▶ _Instruction_
Transcribe each entry below exactly. Pictures do not go in the copy.

▶ _Raw data_
>> START

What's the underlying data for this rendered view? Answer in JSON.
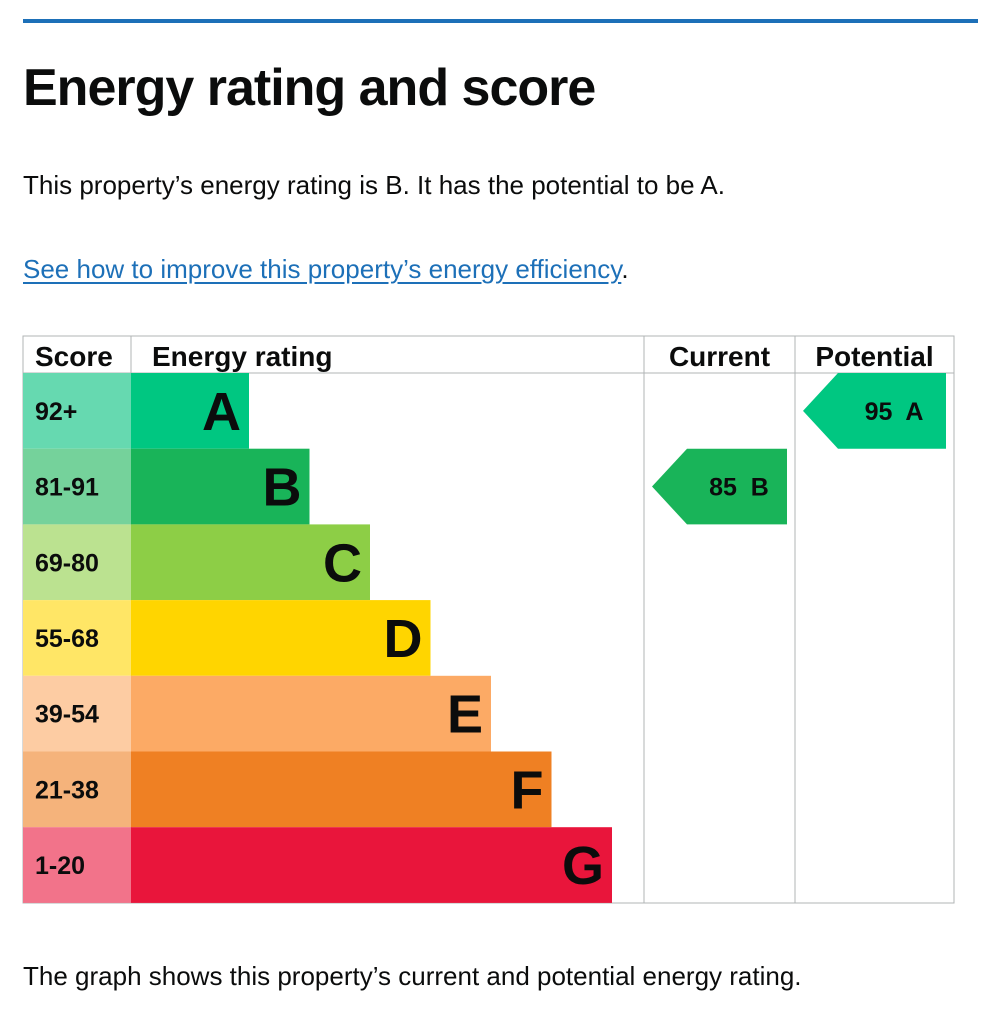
{
  "page": {
    "title": "Energy rating and score",
    "intro": "This property’s energy rating is B. It has the potential to be A.",
    "link_text": "See how to improve this property’s energy efficiency",
    "link_suffix": ".",
    "caption": "The graph shows this property’s current and potential energy rating.",
    "accent_color": "#1d70b8"
  },
  "chart_data": {
    "type": "bar",
    "columns": [
      "Score",
      "Energy rating",
      "Current",
      "Potential"
    ],
    "categories": [
      "A",
      "B",
      "C",
      "D",
      "E",
      "F",
      "G"
    ],
    "score_ranges": [
      "92+",
      "81-91",
      "69-80",
      "55-68",
      "39-54",
      "21-38",
      "1-20"
    ],
    "band_colors": [
      "#00c781",
      "#19b459",
      "#8dce46",
      "#ffd500",
      "#fcaa65",
      "#ef8023",
      "#e9153b"
    ],
    "score_colors": [
      "#66d9b0",
      "#75d29b",
      "#bbe290",
      "#ffe666",
      "#fdcca3",
      "#f5b37b",
      "#f2738a"
    ],
    "current": {
      "score": 85,
      "rating": "B",
      "label": "85  B"
    },
    "potential": {
      "score": 95,
      "rating": "A",
      "label": "95  A"
    }
  }
}
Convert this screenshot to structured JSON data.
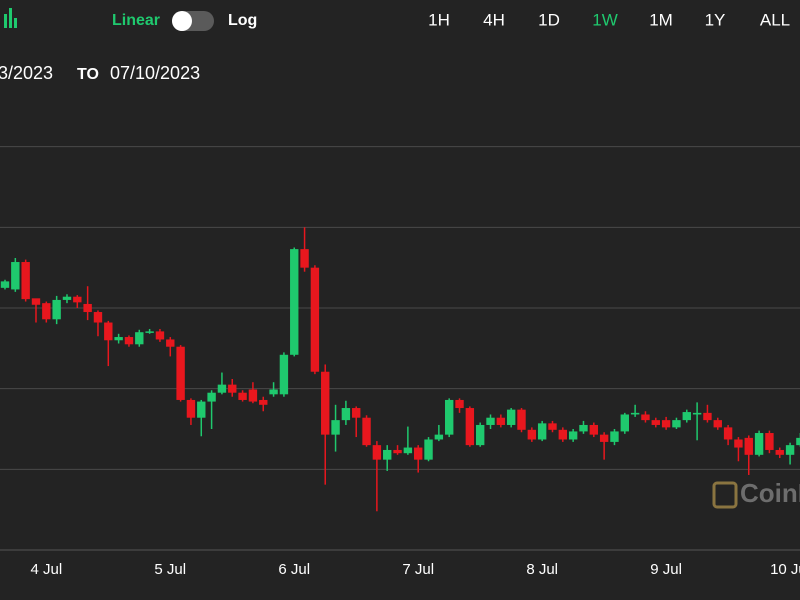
{
  "toolbar": {
    "scale_options": [
      "Linear",
      "Log"
    ],
    "active_scale_index": 0,
    "ranges": [
      "1H",
      "4H",
      "1D",
      "1W",
      "1M",
      "1Y",
      "ALL"
    ],
    "active_range_index": 3,
    "active_color": "#1fc96e"
  },
  "date_range": {
    "from": "3/2023",
    "separator": "TO",
    "to": "07/10/2023"
  },
  "watermark": "CoinDesk",
  "chart_data": {
    "type": "candlestick",
    "categories": [
      null,
      null,
      null,
      null,
      "4 Jul",
      null,
      null,
      null,
      null,
      null,
      null,
      null,
      null,
      null,
      null,
      null,
      "5 Jul",
      null,
      null,
      null,
      null,
      null,
      null,
      null,
      null,
      null,
      null,
      null,
      "6 Jul",
      null,
      null,
      null,
      null,
      null,
      null,
      null,
      null,
      null,
      null,
      null,
      "7 Jul",
      null,
      null,
      null,
      null,
      null,
      null,
      null,
      null,
      null,
      null,
      null,
      "8 Jul",
      null,
      null,
      null,
      null,
      null,
      null,
      null,
      null,
      null,
      null,
      null,
      "9 Jul",
      null,
      null,
      null,
      null,
      null,
      null,
      null,
      null,
      null,
      null,
      null,
      "10 Jul",
      null
    ],
    "open": [
      3.25,
      3.23,
      3.57,
      3.12,
      3.06,
      2.86,
      3.1,
      3.14,
      3.05,
      2.95,
      2.82,
      2.6,
      2.64,
      2.55,
      2.7,
      2.71,
      2.61,
      2.52,
      1.86,
      1.64,
      1.84,
      1.95,
      2.05,
      1.95,
      1.99,
      1.86,
      1.93,
      1.93,
      2.42,
      3.73,
      3.5,
      2.21,
      1.43,
      1.61,
      1.76,
      1.64,
      1.3,
      1.12,
      1.24,
      1.2,
      1.27,
      1.12,
      1.37,
      1.43,
      1.86,
      1.76,
      1.3,
      1.55,
      1.64,
      1.55,
      1.74,
      1.49,
      1.37,
      1.57,
      1.49,
      1.37,
      1.47,
      1.55,
      1.43,
      1.34,
      1.47,
      1.68,
      1.68,
      1.61,
      1.61,
      1.52,
      1.61,
      1.68,
      1.7,
      1.61,
      1.52,
      1.37,
      1.39,
      1.18,
      1.45,
      1.24,
      1.18,
      1.3
    ],
    "high": [
      3.35,
      3.62,
      3.6,
      3.1,
      3.08,
      3.15,
      3.17,
      3.16,
      3.27,
      2.97,
      2.84,
      2.68,
      2.66,
      2.73,
      2.74,
      2.74,
      2.64,
      2.54,
      1.88,
      1.86,
      1.98,
      2.2,
      2.12,
      1.98,
      2.08,
      1.9,
      2.08,
      2.45,
      3.75,
      4.0,
      3.53,
      2.3,
      1.8,
      1.85,
      1.78,
      1.67,
      1.35,
      1.3,
      1.3,
      1.53,
      1.3,
      1.4,
      1.55,
      1.88,
      1.88,
      1.78,
      1.58,
      1.68,
      1.68,
      1.76,
      1.76,
      1.52,
      1.6,
      1.6,
      1.52,
      1.5,
      1.6,
      1.58,
      1.46,
      1.5,
      1.7,
      1.8,
      1.72,
      1.64,
      1.65,
      1.64,
      1.74,
      1.83,
      1.8,
      1.64,
      1.55,
      1.4,
      1.42,
      1.48,
      1.48,
      1.27,
      1.33,
      1.45
    ],
    "low": [
      3.23,
      3.2,
      3.08,
      2.82,
      2.82,
      2.8,
      3.06,
      3.0,
      2.85,
      2.65,
      2.28,
      2.56,
      2.52,
      2.52,
      2.68,
      2.58,
      2.4,
      1.84,
      1.55,
      1.41,
      1.5,
      1.93,
      1.9,
      1.84,
      1.82,
      1.72,
      1.9,
      1.9,
      2.4,
      3.45,
      2.18,
      0.81,
      1.22,
      1.55,
      1.4,
      1.28,
      0.48,
      0.98,
      1.18,
      1.18,
      0.96,
      1.1,
      1.35,
      1.4,
      1.7,
      1.28,
      1.28,
      1.5,
      1.52,
      1.52,
      1.46,
      1.34,
      1.35,
      1.46,
      1.34,
      1.34,
      1.44,
      1.4,
      1.12,
      1.3,
      1.44,
      1.65,
      1.58,
      1.52,
      1.49,
      1.5,
      1.58,
      1.36,
      1.58,
      1.49,
      1.3,
      1.1,
      0.93,
      1.16,
      1.2,
      1.14,
      1.06,
      1.28
    ],
    "close": [
      3.33,
      3.57,
      3.11,
      3.04,
      2.86,
      3.1,
      3.14,
      3.07,
      2.95,
      2.82,
      2.6,
      2.64,
      2.55,
      2.7,
      2.71,
      2.61,
      2.52,
      1.86,
      1.64,
      1.84,
      1.95,
      2.05,
      1.95,
      1.86,
      1.84,
      1.8,
      1.99,
      2.42,
      3.73,
      3.5,
      2.21,
      1.43,
      1.61,
      1.76,
      1.64,
      1.3,
      1.12,
      1.24,
      1.2,
      1.27,
      1.12,
      1.37,
      1.43,
      1.86,
      1.76,
      1.3,
      1.55,
      1.64,
      1.55,
      1.74,
      1.49,
      1.37,
      1.57,
      1.49,
      1.37,
      1.47,
      1.55,
      1.43,
      1.34,
      1.47,
      1.68,
      1.7,
      1.61,
      1.55,
      1.52,
      1.61,
      1.71,
      1.7,
      1.61,
      1.52,
      1.37,
      1.27,
      1.18,
      1.45,
      1.24,
      1.18,
      1.3,
      1.39
    ],
    "up_color": "#1fc96e",
    "down_color": "#e8171e",
    "ylim": [
      0,
      6
    ],
    "yticks": [
      1,
      2,
      3,
      4,
      5
    ],
    "grid": true
  }
}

>> END

▶ _Output of the task_
What's the underlying data for this rendered view? Answer in JSON.
{
  "page": {
    "title": "Energy rating and score",
    "intro": "This property’s energy rating is B. It has the potential to be A.",
    "link_text": "See how to improve this property’s energy efficiency",
    "link_suffix": ".",
    "caption": "The graph shows this property’s current and potential energy rating.",
    "accent_color": "#1d70b8"
  },
  "chart_data": {
    "type": "bar",
    "columns": [
      "Score",
      "Energy rating",
      "Current",
      "Potential"
    ],
    "categories": [
      "A",
      "B",
      "C",
      "D",
      "E",
      "F",
      "G"
    ],
    "score_ranges": [
      "92+",
      "81-91",
      "69-80",
      "55-68",
      "39-54",
      "21-38",
      "1-20"
    ],
    "band_colors": [
      "#00c781",
      "#19b459",
      "#8dce46",
      "#ffd500",
      "#fcaa65",
      "#ef8023",
      "#e9153b"
    ],
    "score_colors": [
      "#66d9b0",
      "#75d29b",
      "#bbe290",
      "#ffe666",
      "#fdcca3",
      "#f5b37b",
      "#f2738a"
    ],
    "current": {
      "score": 85,
      "rating": "B",
      "label": "85  B"
    },
    "potential": {
      "score": 95,
      "rating": "A",
      "label": "95  A"
    }
  }
}
Convert this screenshot to structured JSON data.
{
  "toolbar": {
    "scale_options": [
      "Linear",
      "Log"
    ],
    "active_scale_index": 0,
    "ranges": [
      "1H",
      "4H",
      "1D",
      "1W",
      "1M",
      "1Y",
      "ALL"
    ],
    "active_range_index": 3,
    "active_color": "#1fc96e"
  },
  "date_range": {
    "from": "3/2023",
    "separator": "TO",
    "to": "07/10/2023"
  },
  "watermark": "CoinDesk",
  "chart_data": {
    "type": "candlestick",
    "categories": [
      null,
      null,
      null,
      null,
      "4 Jul",
      null,
      null,
      null,
      null,
      null,
      null,
      null,
      null,
      null,
      null,
      null,
      "5 Jul",
      null,
      null,
      null,
      null,
      null,
      null,
      null,
      null,
      null,
      null,
      null,
      "6 Jul",
      null,
      null,
      null,
      null,
      null,
      null,
      null,
      null,
      null,
      null,
      null,
      "7 Jul",
      null,
      null,
      null,
      null,
      null,
      null,
      null,
      null,
      null,
      null,
      null,
      "8 Jul",
      null,
      null,
      null,
      null,
      null,
      null,
      null,
      null,
      null,
      null,
      null,
      "9 Jul",
      null,
      null,
      null,
      null,
      null,
      null,
      null,
      null,
      null,
      null,
      null,
      "10 Jul",
      null
    ],
    "open": [
      3.25,
      3.23,
      3.57,
      3.12,
      3.06,
      2.86,
      3.1,
      3.14,
      3.05,
      2.95,
      2.82,
      2.6,
      2.64,
      2.55,
      2.7,
      2.71,
      2.61,
      2.52,
      1.86,
      1.64,
      1.84,
      1.95,
      2.05,
      1.95,
      1.99,
      1.86,
      1.93,
      1.93,
      2.42,
      3.73,
      3.5,
      2.21,
      1.43,
      1.61,
      1.76,
      1.64,
      1.3,
      1.12,
      1.24,
      1.2,
      1.27,
      1.12,
      1.37,
      1.43,
      1.86,
      1.76,
      1.3,
      1.55,
      1.64,
      1.55,
      1.74,
      1.49,
      1.37,
      1.57,
      1.49,
      1.37,
      1.47,
      1.55,
      1.43,
      1.34,
      1.47,
      1.68,
      1.68,
      1.61,
      1.61,
      1.52,
      1.61,
      1.68,
      1.7,
      1.61,
      1.52,
      1.37,
      1.39,
      1.18,
      1.45,
      1.24,
      1.18,
      1.3
    ],
    "high": [
      3.35,
      3.62,
      3.6,
      3.1,
      3.08,
      3.15,
      3.17,
      3.16,
      3.27,
      2.97,
      2.84,
      2.68,
      2.66,
      2.73,
      2.74,
      2.74,
      2.64,
      2.54,
      1.88,
      1.86,
      1.98,
      2.2,
      2.12,
      1.98,
      2.08,
      1.9,
      2.08,
      2.45,
      3.75,
      4.0,
      3.53,
      2.3,
      1.8,
      1.85,
      1.78,
      1.67,
      1.35,
      1.3,
      1.3,
      1.53,
      1.3,
      1.4,
      1.55,
      1.88,
      1.88,
      1.78,
      1.58,
      1.68,
      1.68,
      1.76,
      1.76,
      1.52,
      1.6,
      1.6,
      1.52,
      1.5,
      1.6,
      1.58,
      1.46,
      1.5,
      1.7,
      1.8,
      1.72,
      1.64,
      1.65,
      1.64,
      1.74,
      1.83,
      1.8,
      1.64,
      1.55,
      1.4,
      1.42,
      1.48,
      1.48,
      1.27,
      1.33,
      1.45
    ],
    "low": [
      3.23,
      3.2,
      3.08,
      2.82,
      2.82,
      2.8,
      3.06,
      3.0,
      2.85,
      2.65,
      2.28,
      2.56,
      2.52,
      2.52,
      2.68,
      2.58,
      2.4,
      1.84,
      1.55,
      1.41,
      1.5,
      1.93,
      1.9,
      1.84,
      1.82,
      1.72,
      1.9,
      1.9,
      2.4,
      3.45,
      2.18,
      0.81,
      1.22,
      1.55,
      1.4,
      1.28,
      0.48,
      0.98,
      1.18,
      1.18,
      0.96,
      1.1,
      1.35,
      1.4,
      1.7,
      1.28,
      1.28,
      1.5,
      1.52,
      1.52,
      1.46,
      1.34,
      1.35,
      1.46,
      1.34,
      1.34,
      1.44,
      1.4,
      1.12,
      1.3,
      1.44,
      1.65,
      1.58,
      1.52,
      1.49,
      1.5,
      1.58,
      1.36,
      1.58,
      1.49,
      1.3,
      1.1,
      0.93,
      1.16,
      1.2,
      1.14,
      1.06,
      1.28
    ],
    "close": [
      3.33,
      3.57,
      3.11,
      3.04,
      2.86,
      3.1,
      3.14,
      3.07,
      2.95,
      2.82,
      2.6,
      2.64,
      2.55,
      2.7,
      2.71,
      2.61,
      2.52,
      1.86,
      1.64,
      1.84,
      1.95,
      2.05,
      1.95,
      1.86,
      1.84,
      1.8,
      1.99,
      2.42,
      3.73,
      3.5,
      2.21,
      1.43,
      1.61,
      1.76,
      1.64,
      1.3,
      1.12,
      1.24,
      1.2,
      1.27,
      1.12,
      1.37,
      1.43,
      1.86,
      1.76,
      1.3,
      1.55,
      1.64,
      1.55,
      1.74,
      1.49,
      1.37,
      1.57,
      1.49,
      1.37,
      1.47,
      1.55,
      1.43,
      1.34,
      1.47,
      1.68,
      1.7,
      1.61,
      1.55,
      1.52,
      1.61,
      1.71,
      1.7,
      1.61,
      1.52,
      1.37,
      1.27,
      1.18,
      1.45,
      1.24,
      1.18,
      1.3,
      1.39
    ],
    "up_color": "#1fc96e",
    "down_color": "#e8171e",
    "ylim": [
      0,
      6
    ],
    "yticks": [
      1,
      2,
      3,
      4,
      5
    ],
    "grid": true
  }
}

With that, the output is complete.